THE PROBLEM:
Transcribe the full listing below exactly.

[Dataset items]
----------------

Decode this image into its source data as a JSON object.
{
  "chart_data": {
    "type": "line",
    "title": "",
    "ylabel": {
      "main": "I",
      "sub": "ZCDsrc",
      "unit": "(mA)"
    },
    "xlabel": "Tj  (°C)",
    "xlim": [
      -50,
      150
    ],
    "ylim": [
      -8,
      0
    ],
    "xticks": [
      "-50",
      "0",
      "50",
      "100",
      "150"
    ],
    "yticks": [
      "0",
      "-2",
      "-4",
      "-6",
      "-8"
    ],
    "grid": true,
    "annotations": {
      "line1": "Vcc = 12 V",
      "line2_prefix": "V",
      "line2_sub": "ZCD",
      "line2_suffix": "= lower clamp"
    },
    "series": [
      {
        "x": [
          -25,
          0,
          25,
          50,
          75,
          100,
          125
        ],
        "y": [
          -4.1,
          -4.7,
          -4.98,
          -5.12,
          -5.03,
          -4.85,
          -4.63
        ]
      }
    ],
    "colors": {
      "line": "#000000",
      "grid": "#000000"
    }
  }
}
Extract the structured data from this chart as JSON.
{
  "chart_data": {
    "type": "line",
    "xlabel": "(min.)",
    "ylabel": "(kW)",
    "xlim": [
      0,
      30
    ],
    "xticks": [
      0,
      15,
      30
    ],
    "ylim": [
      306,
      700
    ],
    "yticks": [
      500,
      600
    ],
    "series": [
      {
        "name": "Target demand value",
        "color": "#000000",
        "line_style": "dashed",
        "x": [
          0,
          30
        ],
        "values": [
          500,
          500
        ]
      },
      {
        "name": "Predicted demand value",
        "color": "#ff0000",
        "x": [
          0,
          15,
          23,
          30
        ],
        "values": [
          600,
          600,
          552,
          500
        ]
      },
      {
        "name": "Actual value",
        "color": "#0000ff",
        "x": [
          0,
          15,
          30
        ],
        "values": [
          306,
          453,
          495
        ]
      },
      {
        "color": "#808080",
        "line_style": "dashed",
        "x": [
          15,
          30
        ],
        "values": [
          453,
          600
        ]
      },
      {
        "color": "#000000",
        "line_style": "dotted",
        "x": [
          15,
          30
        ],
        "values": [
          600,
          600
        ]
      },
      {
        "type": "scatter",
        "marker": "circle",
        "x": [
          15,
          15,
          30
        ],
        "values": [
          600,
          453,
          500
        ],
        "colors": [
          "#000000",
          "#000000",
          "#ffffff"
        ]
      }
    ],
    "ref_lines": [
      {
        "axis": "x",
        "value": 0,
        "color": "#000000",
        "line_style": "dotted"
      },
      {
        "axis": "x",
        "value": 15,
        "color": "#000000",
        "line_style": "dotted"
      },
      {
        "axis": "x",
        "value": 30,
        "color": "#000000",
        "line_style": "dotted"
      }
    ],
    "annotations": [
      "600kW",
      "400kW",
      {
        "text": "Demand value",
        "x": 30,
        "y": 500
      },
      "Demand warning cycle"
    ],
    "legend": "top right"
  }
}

----------------

SOLUTION BELOW:
Decode this image into its source data as a JSON object.
{
  "chart_data": {
    "type": "line",
    "title": "",
    "ylabel": {
      "main": "I",
      "sub": "ZCDsrc",
      "unit": "(mA)"
    },
    "xlabel": "Tj  (°C)",
    "xlim": [
      -50,
      150
    ],
    "ylim": [
      -8,
      0
    ],
    "xticks": [
      "-50",
      "0",
      "50",
      "100",
      "150"
    ],
    "yticks": [
      "0",
      "-2",
      "-4",
      "-6",
      "-8"
    ],
    "grid": true,
    "annotations": {
      "line1": "Vcc = 12 V",
      "line2_prefix": "V",
      "line2_sub": "ZCD",
      "line2_suffix": "= lower clamp"
    },
    "series": [
      {
        "x": [
          -25,
          0,
          25,
          50,
          75,
          100,
          125
        ],
        "y": [
          -4.1,
          -4.7,
          -4.98,
          -5.12,
          -5.03,
          -4.85,
          -4.63
        ]
      }
    ],
    "colors": {
      "line": "#000000",
      "grid": "#000000"
    }
  }
}
Extract the structured data from this chart as JSON.
{
  "chart_data": {
    "type": "line",
    "xlabel": "(min.)",
    "ylabel": "(kW)",
    "xlim": [
      0,
      30
    ],
    "xticks": [
      0,
      15,
      30
    ],
    "ylim": [
      306,
      700
    ],
    "yticks": [
      500,
      600
    ],
    "series": [
      {
        "name": "Target demand value",
        "color": "#000000",
        "line_style": "dashed",
        "x": [
          0,
          30
        ],
        "values": [
          500,
          500
        ]
      },
      {
        "name": "Predicted demand value",
        "color": "#ff0000",
        "x": [
          0,
          15,
          23,
          30
        ],
        "values": [
          600,
          600,
          552,
          500
        ]
      },
      {
        "name": "Actual value",
        "color": "#0000ff",
        "x": [
          0,
          15,
          30
        ],
        "values": [
          306,
          453,
          495
        ]
      },
      {
        "color": "#808080",
        "line_style": "dashed",
        "x": [
          15,
          30
        ],
        "values": [
          453,
          600
        ]
      },
      {
        "color": "#000000",
        "line_style": "dotted",
        "x": [
          15,
          30
        ],
        "values": [
          600,
          600
        ]
      },
      {
        "type": "scatter",
        "marker": "circle",
        "x": [
          15,
          15,
          30
        ],
        "values": [
          600,
          453,
          500
        ],
        "colors": [
          "#000000",
          "#000000",
          "#ffffff"
        ]
      }
    ],
    "ref_lines": [
      {
        "axis": "x",
        "value": 0,
        "color": "#000000",
        "line_style": "dotted"
      },
      {
        "axis": "x",
        "value": 15,
        "color": "#000000",
        "line_style": "dotted"
      },
      {
        "axis": "x",
        "value": 30,
        "color": "#000000",
        "line_style": "dotted"
      }
    ],
    "annotations": [
      "600kW",
      "400kW",
      {
        "text": "Demand value",
        "x": 30,
        "y": 500
      },
      "Demand warning cycle"
    ],
    "legend": "top right"
  }
}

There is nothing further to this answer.